YOUR TASK
All of the material below is to be returned exactly.
-- RECORDS PROVIDED start --
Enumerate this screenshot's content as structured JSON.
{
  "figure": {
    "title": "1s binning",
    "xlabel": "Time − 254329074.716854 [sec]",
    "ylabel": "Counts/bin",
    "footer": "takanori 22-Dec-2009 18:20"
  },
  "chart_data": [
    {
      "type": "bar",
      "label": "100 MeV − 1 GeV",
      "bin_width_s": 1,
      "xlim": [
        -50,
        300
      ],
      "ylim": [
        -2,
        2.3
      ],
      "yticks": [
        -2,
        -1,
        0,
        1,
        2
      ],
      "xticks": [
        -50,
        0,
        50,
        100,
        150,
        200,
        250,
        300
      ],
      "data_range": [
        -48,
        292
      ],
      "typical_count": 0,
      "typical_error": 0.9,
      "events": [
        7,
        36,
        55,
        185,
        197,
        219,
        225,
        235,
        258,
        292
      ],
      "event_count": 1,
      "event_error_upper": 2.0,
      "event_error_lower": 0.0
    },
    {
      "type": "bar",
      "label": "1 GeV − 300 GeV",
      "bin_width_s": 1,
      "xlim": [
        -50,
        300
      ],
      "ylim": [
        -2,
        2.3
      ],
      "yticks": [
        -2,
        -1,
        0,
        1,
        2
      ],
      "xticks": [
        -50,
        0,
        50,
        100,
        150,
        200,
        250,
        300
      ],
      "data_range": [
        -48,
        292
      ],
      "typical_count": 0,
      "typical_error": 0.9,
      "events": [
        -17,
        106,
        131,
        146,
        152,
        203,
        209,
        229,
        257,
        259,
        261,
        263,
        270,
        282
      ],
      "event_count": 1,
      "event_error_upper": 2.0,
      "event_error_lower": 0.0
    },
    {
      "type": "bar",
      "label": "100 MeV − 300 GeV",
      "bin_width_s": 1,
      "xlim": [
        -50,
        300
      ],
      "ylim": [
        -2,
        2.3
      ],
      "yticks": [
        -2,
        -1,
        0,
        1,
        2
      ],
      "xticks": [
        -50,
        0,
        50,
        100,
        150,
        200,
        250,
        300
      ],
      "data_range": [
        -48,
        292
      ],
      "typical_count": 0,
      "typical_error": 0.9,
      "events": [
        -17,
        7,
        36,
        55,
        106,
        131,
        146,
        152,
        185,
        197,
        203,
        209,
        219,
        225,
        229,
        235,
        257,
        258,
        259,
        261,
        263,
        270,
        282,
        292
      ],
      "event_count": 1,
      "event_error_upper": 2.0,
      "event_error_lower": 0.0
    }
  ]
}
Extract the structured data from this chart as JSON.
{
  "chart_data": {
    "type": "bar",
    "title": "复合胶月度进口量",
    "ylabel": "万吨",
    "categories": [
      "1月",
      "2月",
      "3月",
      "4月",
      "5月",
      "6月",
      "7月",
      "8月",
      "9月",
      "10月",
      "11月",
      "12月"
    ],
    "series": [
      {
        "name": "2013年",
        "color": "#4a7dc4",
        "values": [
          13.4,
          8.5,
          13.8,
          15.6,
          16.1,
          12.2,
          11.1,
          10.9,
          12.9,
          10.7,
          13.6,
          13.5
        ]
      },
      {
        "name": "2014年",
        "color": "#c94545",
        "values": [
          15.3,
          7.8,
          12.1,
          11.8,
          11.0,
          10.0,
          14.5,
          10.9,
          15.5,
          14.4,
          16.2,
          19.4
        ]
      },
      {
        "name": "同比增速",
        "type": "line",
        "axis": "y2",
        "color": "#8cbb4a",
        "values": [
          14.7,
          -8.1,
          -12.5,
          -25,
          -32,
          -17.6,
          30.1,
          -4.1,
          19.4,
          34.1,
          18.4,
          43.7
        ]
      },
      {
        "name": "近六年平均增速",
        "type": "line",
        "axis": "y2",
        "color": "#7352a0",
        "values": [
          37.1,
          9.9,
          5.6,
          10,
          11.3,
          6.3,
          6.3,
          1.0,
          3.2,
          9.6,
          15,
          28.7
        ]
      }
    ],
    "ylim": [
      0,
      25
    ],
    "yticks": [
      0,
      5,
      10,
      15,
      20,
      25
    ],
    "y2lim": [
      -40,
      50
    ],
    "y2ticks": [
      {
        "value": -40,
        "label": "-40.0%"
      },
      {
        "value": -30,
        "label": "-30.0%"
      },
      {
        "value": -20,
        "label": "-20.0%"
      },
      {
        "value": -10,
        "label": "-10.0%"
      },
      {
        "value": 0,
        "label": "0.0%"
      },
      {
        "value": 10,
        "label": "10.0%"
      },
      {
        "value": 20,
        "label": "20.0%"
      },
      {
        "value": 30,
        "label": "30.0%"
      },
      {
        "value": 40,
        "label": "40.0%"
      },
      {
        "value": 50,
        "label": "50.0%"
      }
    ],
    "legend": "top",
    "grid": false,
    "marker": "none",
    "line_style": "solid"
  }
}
-- RECORDS PROVIDED end --
COMPLETE RESPONSE
Enumerate this screenshot's content as structured JSON.
{
  "figure": {
    "title": "1s binning",
    "xlabel": "Time − 254329074.716854 [sec]",
    "ylabel": "Counts/bin",
    "footer": "takanori 22-Dec-2009 18:20"
  },
  "chart_data": [
    {
      "type": "bar",
      "label": "100 MeV − 1 GeV",
      "bin_width_s": 1,
      "xlim": [
        -50,
        300
      ],
      "ylim": [
        -2,
        2.3
      ],
      "yticks": [
        -2,
        -1,
        0,
        1,
        2
      ],
      "xticks": [
        -50,
        0,
        50,
        100,
        150,
        200,
        250,
        300
      ],
      "data_range": [
        -48,
        292
      ],
      "typical_count": 0,
      "typical_error": 0.9,
      "events": [
        7,
        36,
        55,
        185,
        197,
        219,
        225,
        235,
        258,
        292
      ],
      "event_count": 1,
      "event_error_upper": 2.0,
      "event_error_lower": 0.0
    },
    {
      "type": "bar",
      "label": "1 GeV − 300 GeV",
      "bin_width_s": 1,
      "xlim": [
        -50,
        300
      ],
      "ylim": [
        -2,
        2.3
      ],
      "yticks": [
        -2,
        -1,
        0,
        1,
        2
      ],
      "xticks": [
        -50,
        0,
        50,
        100,
        150,
        200,
        250,
        300
      ],
      "data_range": [
        -48,
        292
      ],
      "typical_count": 0,
      "typical_error": 0.9,
      "events": [
        -17,
        106,
        131,
        146,
        152,
        203,
        209,
        229,
        257,
        259,
        261,
        263,
        270,
        282
      ],
      "event_count": 1,
      "event_error_upper": 2.0,
      "event_error_lower": 0.0
    },
    {
      "type": "bar",
      "label": "100 MeV − 300 GeV",
      "bin_width_s": 1,
      "xlim": [
        -50,
        300
      ],
      "ylim": [
        -2,
        2.3
      ],
      "yticks": [
        -2,
        -1,
        0,
        1,
        2
      ],
      "xticks": [
        -50,
        0,
        50,
        100,
        150,
        200,
        250,
        300
      ],
      "data_range": [
        -48,
        292
      ],
      "typical_count": 0,
      "typical_error": 0.9,
      "events": [
        -17,
        7,
        36,
        55,
        106,
        131,
        146,
        152,
        185,
        197,
        203,
        209,
        219,
        225,
        229,
        235,
        257,
        258,
        259,
        261,
        263,
        270,
        282,
        292
      ],
      "event_count": 1,
      "event_error_upper": 2.0,
      "event_error_lower": 0.0
    }
  ]
}
Extract the structured data from this chart as JSON.
{
  "chart_data": {
    "type": "bar",
    "title": "复合胶月度进口量",
    "ylabel": "万吨",
    "categories": [
      "1月",
      "2月",
      "3月",
      "4月",
      "5月",
      "6月",
      "7月",
      "8月",
      "9月",
      "10月",
      "11月",
      "12月"
    ],
    "series": [
      {
        "name": "2013年",
        "color": "#4a7dc4",
        "values": [
          13.4,
          8.5,
          13.8,
          15.6,
          16.1,
          12.2,
          11.1,
          10.9,
          12.9,
          10.7,
          13.6,
          13.5
        ]
      },
      {
        "name": "2014年",
        "color": "#c94545",
        "values": [
          15.3,
          7.8,
          12.1,
          11.8,
          11.0,
          10.0,
          14.5,
          10.9,
          15.5,
          14.4,
          16.2,
          19.4
        ]
      },
      {
        "name": "同比增速",
        "type": "line",
        "axis": "y2",
        "color": "#8cbb4a",
        "values": [
          14.7,
          -8.1,
          -12.5,
          -25,
          -32,
          -17.6,
          30.1,
          -4.1,
          19.4,
          34.1,
          18.4,
          43.7
        ]
      },
      {
        "name": "近六年平均增速",
        "type": "line",
        "axis": "y2",
        "color": "#7352a0",
        "values": [
          37.1,
          9.9,
          5.6,
          10,
          11.3,
          6.3,
          6.3,
          1.0,
          3.2,
          9.6,
          15,
          28.7
        ]
      }
    ],
    "ylim": [
      0,
      25
    ],
    "yticks": [
      0,
      5,
      10,
      15,
      20,
      25
    ],
    "y2lim": [
      -40,
      50
    ],
    "y2ticks": [
      {
        "value": -40,
        "label": "-40.0%"
      },
      {
        "value": -30,
        "label": "-30.0%"
      },
      {
        "value": -20,
        "label": "-20.0%"
      },
      {
        "value": -10,
        "label": "-10.0%"
      },
      {
        "value": 0,
        "label": "0.0%"
      },
      {
        "value": 10,
        "label": "10.0%"
      },
      {
        "value": 20,
        "label": "20.0%"
      },
      {
        "value": 30,
        "label": "30.0%"
      },
      {
        "value": 40,
        "label": "40.0%"
      },
      {
        "value": 50,
        "label": "50.0%"
      }
    ],
    "legend": "top",
    "grid": false,
    "marker": "none",
    "line_style": "solid"
  }
}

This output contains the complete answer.